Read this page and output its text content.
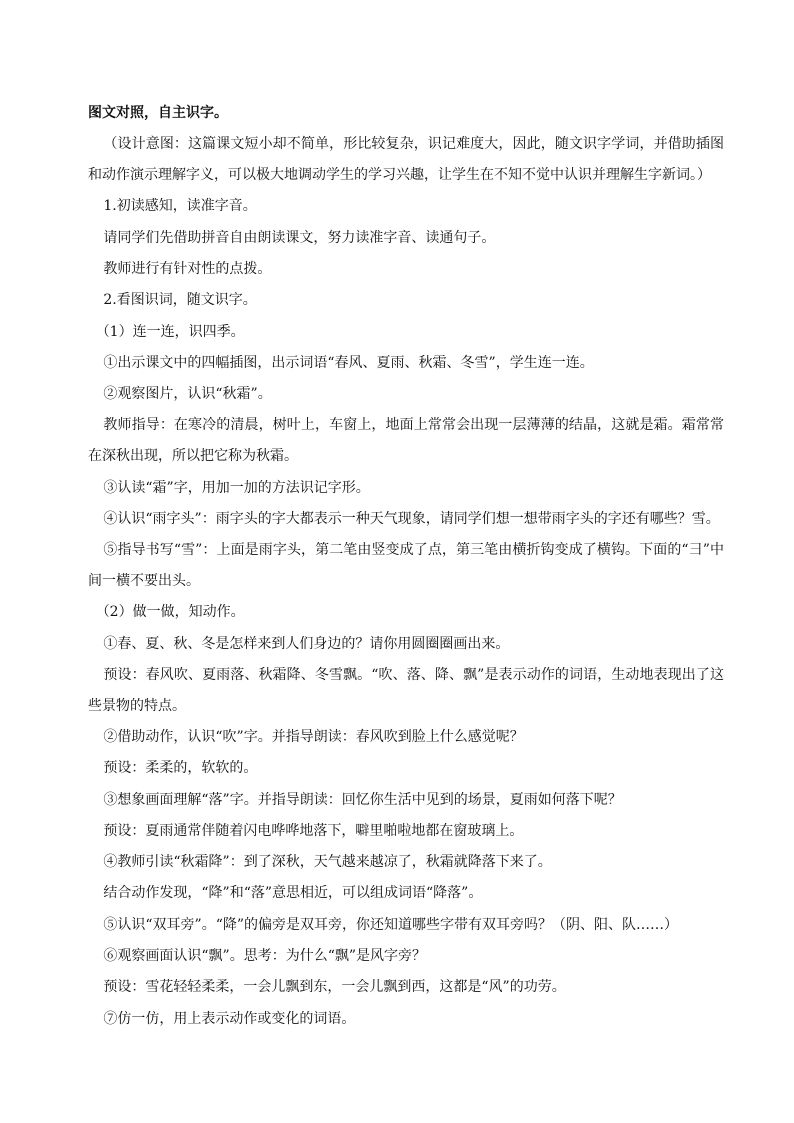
图文对照，自主识字。

（设计意图：这篇课文短小却不简单，形比较复杂，识记难度大，因此，随文识字学词，并借助插图和动作演示理解字义，可以极大地调动学生的学习兴趣，让学生在不知不觉中认识并理解生字新词。）

1.初读感知，读准字音。

请同学们先借助拼音自由朗读课文，努力读准字音、读通句子。

教师进行有针对性的点拨。

2.看图识词，随文识字。

（1）连一连，识四季。

①出示课文中的四幅插图，出示词语“春风、夏雨、秋霜、冬雪”，学生连一连。

②观察图片，认识“秋霜”。

教师指导：在寒冷的清晨，树叶上，车窗上，地面上常常会出现一层薄薄的结晶，这就是霜。霜常常在深秋出现，所以把它称为秋霜。

③认读“霜”字，用加一加的方法识记字形。

④认识“雨字头”：雨字头的字大都表示一种天气现象，请同学们想一想带雨字头的字还有哪些？雪。

⑤指导书写“雪”：上面是雨字头，第二笔由竖变成了点，第三笔由横折钩变成了横钩。下面的“彐”中间一横不要出头。

（2）做一做，知动作。

①春、夏、秋、冬是怎样来到人们身边的？请你用圆圈圈画出来。

预设：春风吹、夏雨落、秋霜降、冬雪飘。“吹、落、降、飘”是表示动作的词语，生动地表现出了这些景物的特点。

②借助动作，认识“吹”字。并指导朗读：春风吹到脸上什么感觉呢？

预设：柔柔的，软软的。

③想象画面理解“落”字。并指导朗读：回忆你生活中见到的场景，夏雨如何落下呢？

预设：夏雨通常伴随着闪电哗哗地落下，噼里啪啦地都在窗玻璃上。

④教师引读“秋霜降”：到了深秋，天气越来越凉了，秋霜就降落下来了。

结合动作发现，“降”和“落”意思相近，可以组成词语“降落”。

⑤认识“双耳旁”。“降”的偏旁是双耳旁，你还知道哪些字带有双耳旁吗？（阴、阳、队……）

⑥观察画面认识“飘”。思考：为什么“飘”是风字旁？

预设：雪花轻轻柔柔，一会儿飘到东，一会儿飘到西，这都是“风”的功劳。

⑦仿一仿，用上表示动作或变化的词语。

◆ ◆ ◆

> AIM: Restate each entry word for word, leaving out any pictures.

> EXERCISE ANSWER:
Read this page and output its text content.
图文对照，自主识字。

（设计意图：这篇课文短小却不简单，形比较复杂，识记难度大，因此，随文识字学词，并借助插图和动作演示理解字义，可以极大地调动学生的学习兴趣，让学生在不知不觉中认识并理解生字新词。）

1.初读感知，读准字音。

请同学们先借助拼音自由朗读课文，努力读准字音、读通句子。

教师进行有针对性的点拨。

2.看图识词，随文识字。

（1）连一连，识四季。

①出示课文中的四幅插图，出示词语“春风、夏雨、秋霜、冬雪”，学生连一连。

②观察图片，认识“秋霜”。

教师指导：在寒冷的清晨，树叶上，车窗上，地面上常常会出现一层薄薄的结晶，这就是霜。霜常常在深秋出现，所以把它称为秋霜。

③认读“霜”字，用加一加的方法识记字形。

④认识“雨字头”：雨字头的字大都表示一种天气现象，请同学们想一想带雨字头的字还有哪些？雪。

⑤指导书写“雪”：上面是雨字头，第二笔由竖变成了点，第三笔由横折钩变成了横钩。下面的“彐”中间一横不要出头。

（2）做一做，知动作。

①春、夏、秋、冬是怎样来到人们身边的？请你用圆圈圈画出来。

预设：春风吹、夏雨落、秋霜降、冬雪飘。“吹、落、降、飘”是表示动作的词语，生动地表现出了这些景物的特点。

②借助动作，认识“吹”字。并指导朗读：春风吹到脸上什么感觉呢？

预设：柔柔的，软软的。

③想象画面理解“落”字。并指导朗读：回忆你生活中见到的场景，夏雨如何落下呢？

预设：夏雨通常伴随着闪电哗哗地落下，噼里啪啦地都在窗玻璃上。

④教师引读“秋霜降”：到了深秋，天气越来越凉了，秋霜就降落下来了。

结合动作发现，“降”和“落”意思相近，可以组成词语“降落”。

⑤认识“双耳旁”。“降”的偏旁是双耳旁，你还知道哪些字带有双耳旁吗？（阴、阳、队……）

⑥观察画面认识“飘”。思考：为什么“飘”是风字旁？

预设：雪花轻轻柔柔，一会儿飘到东，一会儿飘到西，这都是“风”的功劳。

⑦仿一仿，用上表示动作或变化的词语。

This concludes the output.